##### Extracted entries
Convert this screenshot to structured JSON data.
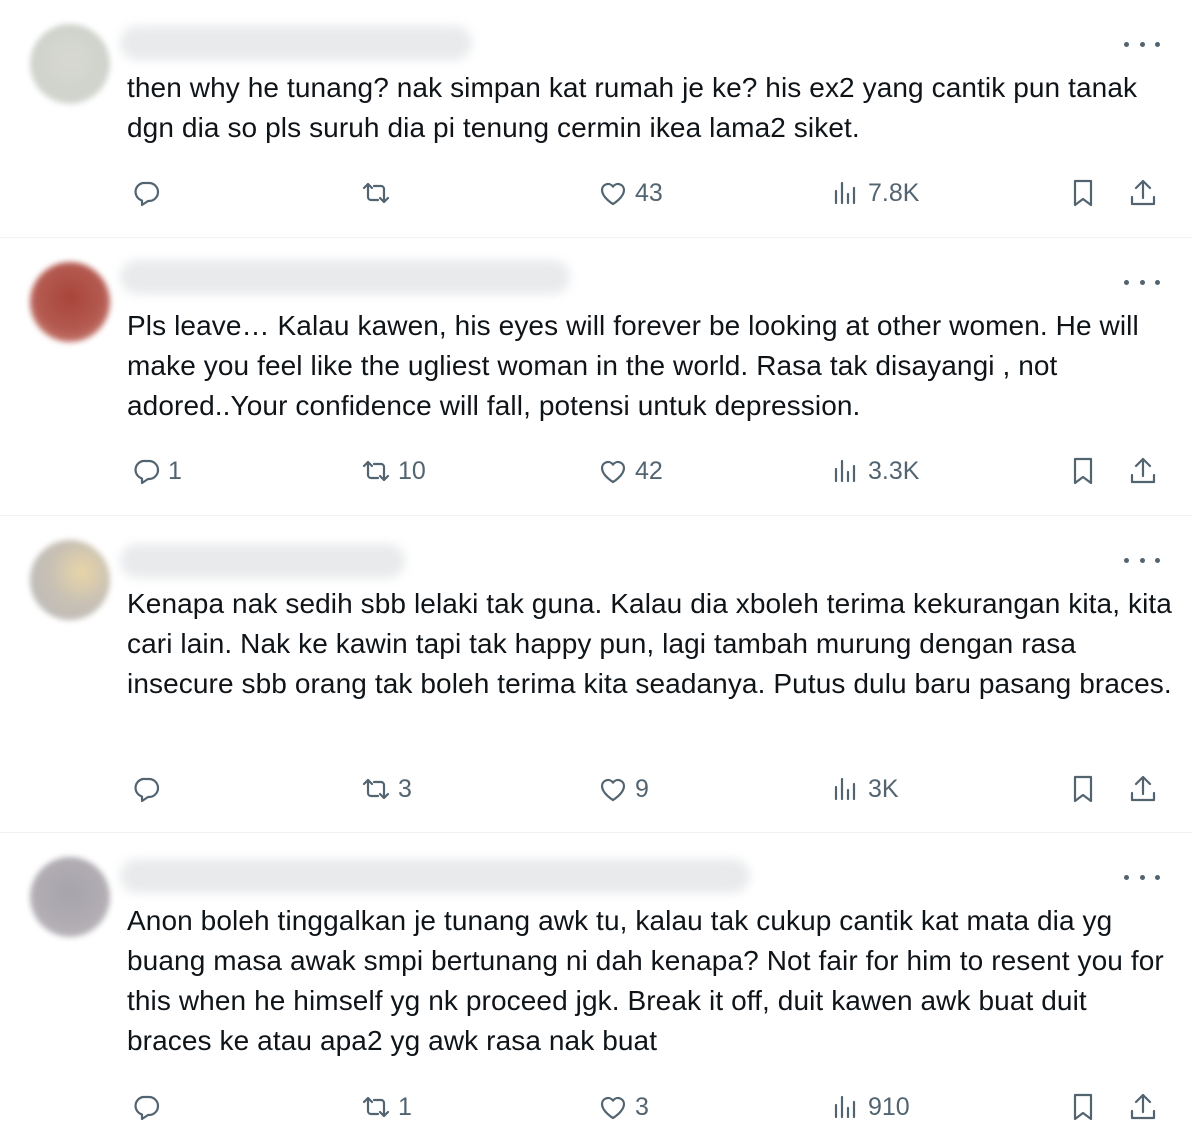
{
  "tweets": [
    {
      "text": "then why he tunang? nak simpan kat rumah je ke? his ex2 yang cantik pun tanak dgn dia so pls suruh dia pi tenung cermin ikea lama2 siket.",
      "reply_count": "",
      "retweet_count": "",
      "like_count": "43",
      "view_count": "7.8K"
    },
    {
      "text": "Pls leave… Kalau kawen, his eyes will forever be looking at other women. He will make you feel like the ugliest woman in the world. Rasa tak disayangi , not adored..Your confidence will fall, potensi untuk depression.",
      "reply_count": "1",
      "retweet_count": "10",
      "like_count": "42",
      "view_count": "3.3K"
    },
    {
      "text": "Kenapa nak sedih sbb lelaki tak guna. Kalau dia xboleh terima kekurangan kita, kita cari lain. Nak ke kawin tapi tak happy pun, lagi tambah murung dengan rasa insecure sbb orang tak boleh terima kita seadanya. Putus dulu baru pasang braces.",
      "reply_count": "",
      "retweet_count": "3",
      "like_count": "9",
      "view_count": "3K"
    },
    {
      "text": "Anon boleh tinggalkan je tunang awk tu, kalau tak cukup cantik kat mata dia yg buang masa awak smpi bertunang ni dah kenapa? Not fair for him to resent you for this when he himself yg nk proceed jgk. Break it off, duit kawen awk buat duit braces ke atau apa2 yg awk rasa nak buat",
      "reply_count": "",
      "retweet_count": "1",
      "like_count": "3",
      "view_count": "910"
    }
  ],
  "icons": {
    "reply": "reply-icon",
    "retweet": "retweet-icon",
    "like": "like-icon",
    "views": "views-icon",
    "bookmark": "bookmark-icon",
    "share": "share-icon",
    "more": "more-icon"
  },
  "colors": {
    "text": "#0f1419",
    "icon": "#536471",
    "divider": "#eff3f4"
  }
}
##########
* What the task asks *
Will you restate every entry word for word and omit the images?

* Result below *
Convert this screenshot to structured JSON data.
{
  "tweets": [
    {
      "text": "then why he tunang? nak simpan kat rumah je ke? his ex2 yang cantik pun tanak dgn dia so pls suruh dia pi tenung cermin ikea lama2 siket.",
      "reply_count": "",
      "retweet_count": "",
      "like_count": "43",
      "view_count": "7.8K"
    },
    {
      "text": "Pls leave… Kalau kawen, his eyes will forever be looking at other women. He will make you feel like the ugliest woman in the world. Rasa tak disayangi , not adored..Your confidence will fall, potensi untuk depression.",
      "reply_count": "1",
      "retweet_count": "10",
      "like_count": "42",
      "view_count": "3.3K"
    },
    {
      "text": "Kenapa nak sedih sbb lelaki tak guna. Kalau dia xboleh terima kekurangan kita, kita cari lain. Nak ke kawin tapi tak happy pun, lagi tambah murung dengan rasa insecure sbb orang tak boleh terima kita seadanya. Putus dulu baru pasang braces.",
      "reply_count": "",
      "retweet_count": "3",
      "like_count": "9",
      "view_count": "3K"
    },
    {
      "text": "Anon boleh tinggalkan je tunang awk tu, kalau tak cukup cantik kat mata dia yg buang masa awak smpi bertunang ni dah kenapa? Not fair for him to resent you for this when he himself yg nk proceed jgk. Break it off, duit kawen awk buat duit braces ke atau apa2 yg awk rasa nak buat",
      "reply_count": "",
      "retweet_count": "1",
      "like_count": "3",
      "view_count": "910"
    }
  ],
  "icons": {
    "reply": "reply-icon",
    "retweet": "retweet-icon",
    "like": "like-icon",
    "views": "views-icon",
    "bookmark": "bookmark-icon",
    "share": "share-icon",
    "more": "more-icon"
  },
  "colors": {
    "text": "#0f1419",
    "icon": "#536471",
    "divider": "#eff3f4"
  }
}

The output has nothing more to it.